▸ **TEXT EXTRACT**
______

Proposal: Snapshot cloning

From: Jan Wieck <JanWieck(at)Yahoo(dot)com>
To: PostgreSQL Development <pgsql-hackers(at)postgresql(dot)org>
Subject: Proposal: Snapshot cloning
Date: 2007-01-26 03:19:06
Message-ID: 45B9732A.10201@Yahoo.com
Views: Raw Message | Whole Thread | Download mbox | Resend email
Thread:
Lists: pgsql-hackers

Granted this one has a few open ends so far and I'd like to receive some
constructive input on how to actually implement it.

The idea is to clone an existing serializable transactions snapshot
visibility information from one backend to another. The semantics would
be like this:

backend1: start transaction;
backend1: set transaction isolation level serializable;
backend1: select pg_backend_pid();
backend1: select publish_snapshot(); -- will block

backend2: start transaction;
backend2: set transaction isolation level serializable;
backend2: select clone_snapshot(<pid>); -- will unblock backend1

backend1: select publish_snapshot();

backend3: start transaction;
backend3: set transaction isolation level serializable;
backend3: select clone_snapshot(<pid>);

...

______

▸ **RECORDED DATA**
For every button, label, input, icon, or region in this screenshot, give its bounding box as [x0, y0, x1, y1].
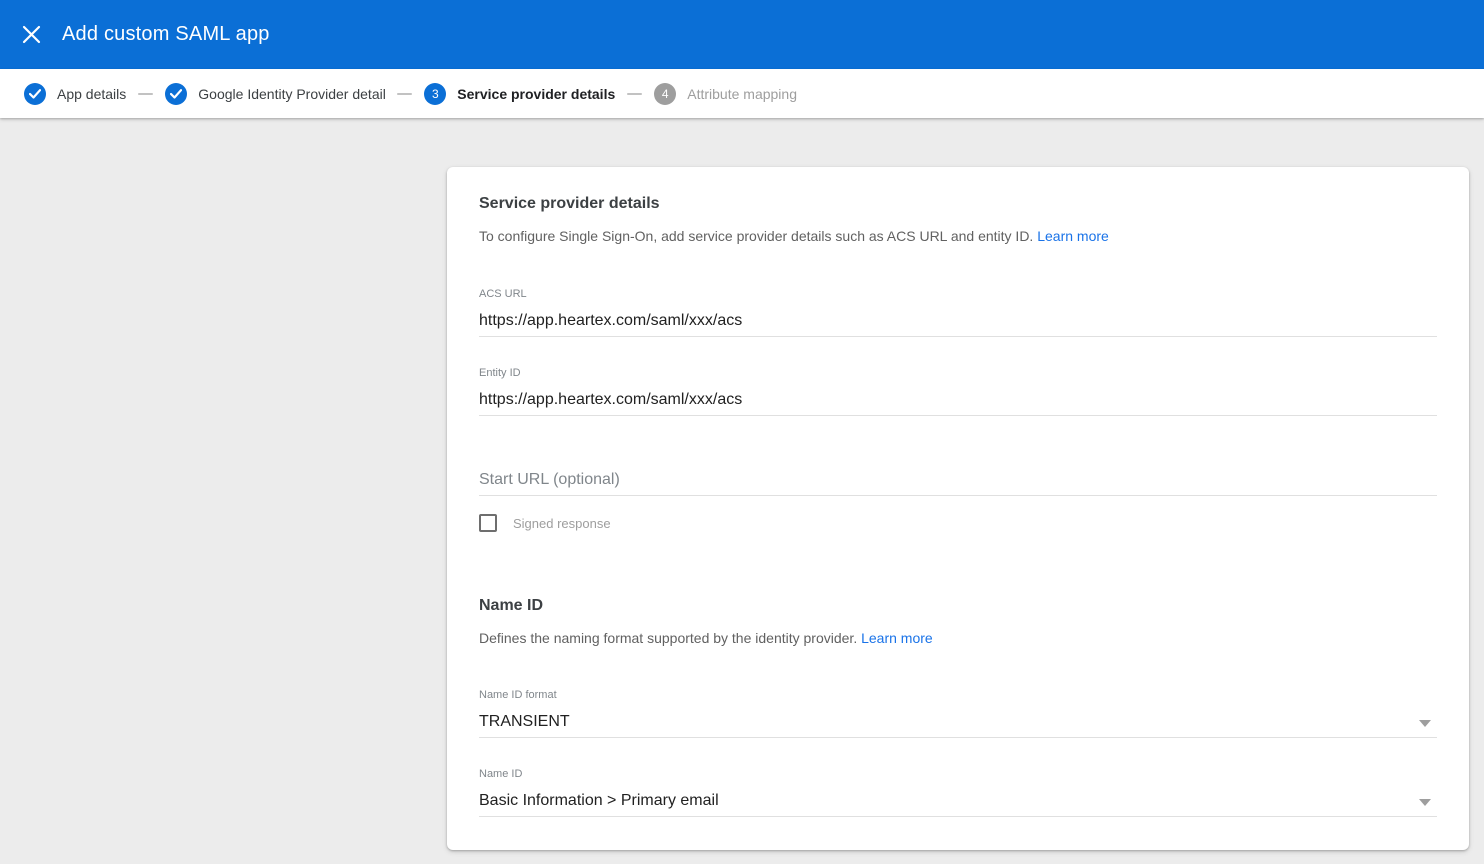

______

▸ **WHAT YOU WILL DO**
1) Check each statement below against the snapshot cloning proposal and answer yes or no, quoting the exact words of the proposal that decide it. (a) The idea is to clone snapshot visibility information from one backend to another. (b) In the example, backend2 calls publish_snapshot(). (c) The message was posted to the pgsql-hackers list.
2) Carry on the snapshot cloning proposal after the last line shown, in the same voice.

▸ **PER-TASK OUTPUTS**
1)
(a) Yes: "The idea is to clone an existing serializable transactions snapshot visibility information from one backend to another."
(b) No: "backend2: select clone_snapshot(<pid>); -- will unblock backend1"
(c) Yes: "Lists: pgsql-hackers"

2)
This will allow a number of separate backends to assume the same MVCC
visibility, so that they can query independent but the overall result
will be according to one consistent snapshot of the database.

What I try to accomplish with this is to widen a bottleneck, many
current Slony users are facing. The initial copy of a database is
currently limited to one single reader to copy a snapshot of the data
provider. With the above functionality, several tables could be copied
in parallel by different client threads, feeding separate backends on
the receiving side at the same time.

The feature could also be used by a parallel version of pg_dump as well
as data mining tools.

The cloning process needs to make sure that the clone_snapshot() call is
made from the same DB user in the same database as corresponding
publish_snapshot() call was done. Since publish_snapshot() only
publishes the information, it gained legally and that is visible in the
PGPROC shared memory (xmin, xmax being the crucial part here), there is
no risk of creating a snapshot for which data might have been removed by
vacuum already.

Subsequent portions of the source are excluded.